Find each line that has the string "text" and give the total, with nothing else.

## Listed entries
* * * * *

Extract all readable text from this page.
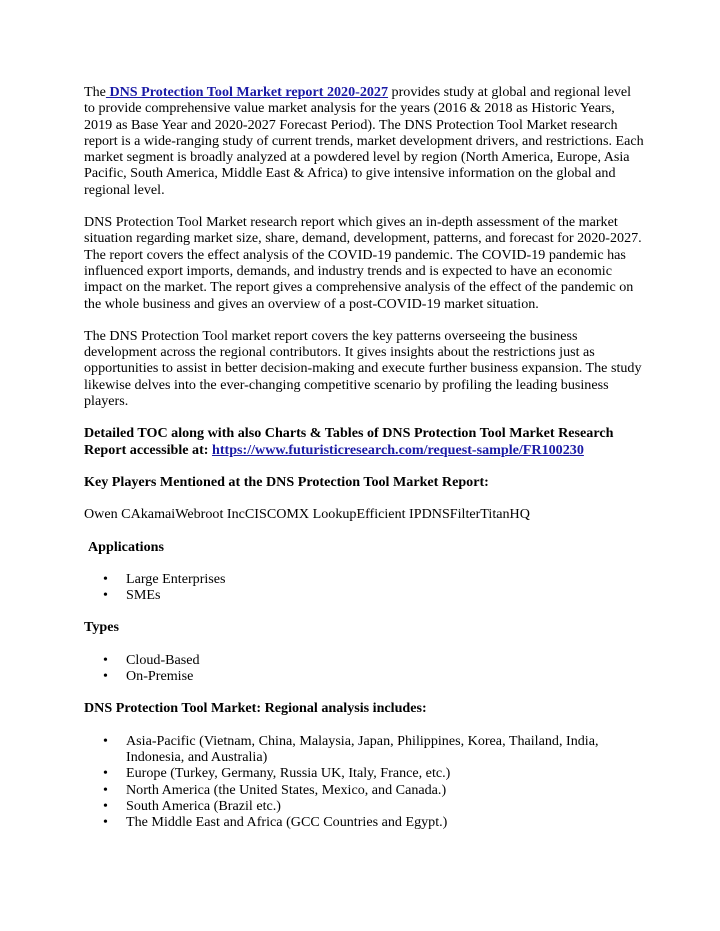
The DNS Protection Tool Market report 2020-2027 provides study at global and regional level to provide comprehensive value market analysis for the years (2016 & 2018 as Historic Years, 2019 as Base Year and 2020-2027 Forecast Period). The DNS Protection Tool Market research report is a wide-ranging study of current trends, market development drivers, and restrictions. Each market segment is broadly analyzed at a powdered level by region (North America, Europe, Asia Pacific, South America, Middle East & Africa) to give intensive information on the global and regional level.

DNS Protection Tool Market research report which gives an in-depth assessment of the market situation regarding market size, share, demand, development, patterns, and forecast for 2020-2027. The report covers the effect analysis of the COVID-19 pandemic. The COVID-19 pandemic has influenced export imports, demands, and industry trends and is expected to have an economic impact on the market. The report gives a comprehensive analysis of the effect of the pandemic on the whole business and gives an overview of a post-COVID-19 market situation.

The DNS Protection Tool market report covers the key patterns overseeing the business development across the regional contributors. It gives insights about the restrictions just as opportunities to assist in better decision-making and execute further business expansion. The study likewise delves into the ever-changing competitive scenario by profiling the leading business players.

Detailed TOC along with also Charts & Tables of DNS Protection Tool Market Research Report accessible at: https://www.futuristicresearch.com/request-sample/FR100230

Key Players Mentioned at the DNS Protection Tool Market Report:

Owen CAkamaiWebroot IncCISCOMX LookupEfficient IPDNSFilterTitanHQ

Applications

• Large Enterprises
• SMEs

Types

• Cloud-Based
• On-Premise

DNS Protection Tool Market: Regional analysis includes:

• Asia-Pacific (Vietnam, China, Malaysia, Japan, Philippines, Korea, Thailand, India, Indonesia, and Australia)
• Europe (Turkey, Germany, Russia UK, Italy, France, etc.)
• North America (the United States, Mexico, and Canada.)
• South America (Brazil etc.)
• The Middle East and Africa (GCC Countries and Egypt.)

* * * * *

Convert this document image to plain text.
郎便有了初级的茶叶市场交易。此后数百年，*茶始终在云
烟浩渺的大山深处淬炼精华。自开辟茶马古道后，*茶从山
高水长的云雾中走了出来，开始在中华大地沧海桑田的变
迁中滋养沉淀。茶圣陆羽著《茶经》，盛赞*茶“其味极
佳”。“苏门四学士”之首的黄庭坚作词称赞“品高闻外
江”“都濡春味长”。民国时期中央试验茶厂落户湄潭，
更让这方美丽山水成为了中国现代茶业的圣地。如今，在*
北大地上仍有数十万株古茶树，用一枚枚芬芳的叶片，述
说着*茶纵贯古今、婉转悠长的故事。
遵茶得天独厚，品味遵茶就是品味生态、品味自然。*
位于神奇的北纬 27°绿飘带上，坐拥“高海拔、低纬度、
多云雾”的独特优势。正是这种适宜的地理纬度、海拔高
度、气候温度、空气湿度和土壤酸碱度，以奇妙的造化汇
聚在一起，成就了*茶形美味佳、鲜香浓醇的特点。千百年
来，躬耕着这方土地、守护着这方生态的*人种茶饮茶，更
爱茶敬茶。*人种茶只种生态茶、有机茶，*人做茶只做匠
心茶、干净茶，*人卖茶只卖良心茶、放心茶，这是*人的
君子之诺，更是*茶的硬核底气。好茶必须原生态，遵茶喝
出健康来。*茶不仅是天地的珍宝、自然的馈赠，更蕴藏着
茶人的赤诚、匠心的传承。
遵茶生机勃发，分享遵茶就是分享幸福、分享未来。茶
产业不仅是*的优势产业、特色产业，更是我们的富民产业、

* * * * *

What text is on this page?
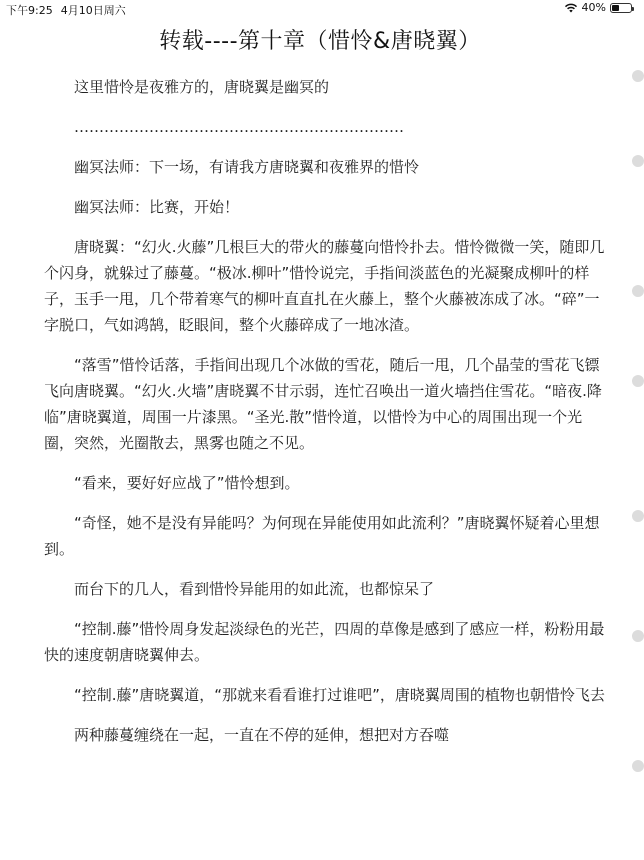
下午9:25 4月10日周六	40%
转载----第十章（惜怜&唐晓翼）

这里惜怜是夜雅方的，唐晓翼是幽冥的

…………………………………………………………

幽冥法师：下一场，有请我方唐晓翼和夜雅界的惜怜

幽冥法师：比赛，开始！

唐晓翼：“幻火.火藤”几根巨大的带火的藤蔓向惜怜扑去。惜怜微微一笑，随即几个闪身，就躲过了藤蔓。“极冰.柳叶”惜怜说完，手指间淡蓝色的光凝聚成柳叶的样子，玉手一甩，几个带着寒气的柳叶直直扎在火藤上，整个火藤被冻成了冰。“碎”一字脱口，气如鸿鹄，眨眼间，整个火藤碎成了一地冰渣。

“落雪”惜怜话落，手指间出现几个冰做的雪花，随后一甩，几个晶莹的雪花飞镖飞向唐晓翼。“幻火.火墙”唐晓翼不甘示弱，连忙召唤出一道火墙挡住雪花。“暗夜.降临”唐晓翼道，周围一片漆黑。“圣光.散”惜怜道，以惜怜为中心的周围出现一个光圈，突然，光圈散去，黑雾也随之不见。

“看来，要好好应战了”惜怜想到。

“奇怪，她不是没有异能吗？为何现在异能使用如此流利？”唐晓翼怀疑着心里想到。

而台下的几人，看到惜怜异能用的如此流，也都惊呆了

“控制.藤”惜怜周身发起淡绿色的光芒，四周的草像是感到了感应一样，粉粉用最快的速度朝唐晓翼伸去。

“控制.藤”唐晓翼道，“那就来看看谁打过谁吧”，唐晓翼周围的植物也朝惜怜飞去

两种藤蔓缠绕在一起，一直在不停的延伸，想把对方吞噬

* * * * *

## Output of the task
3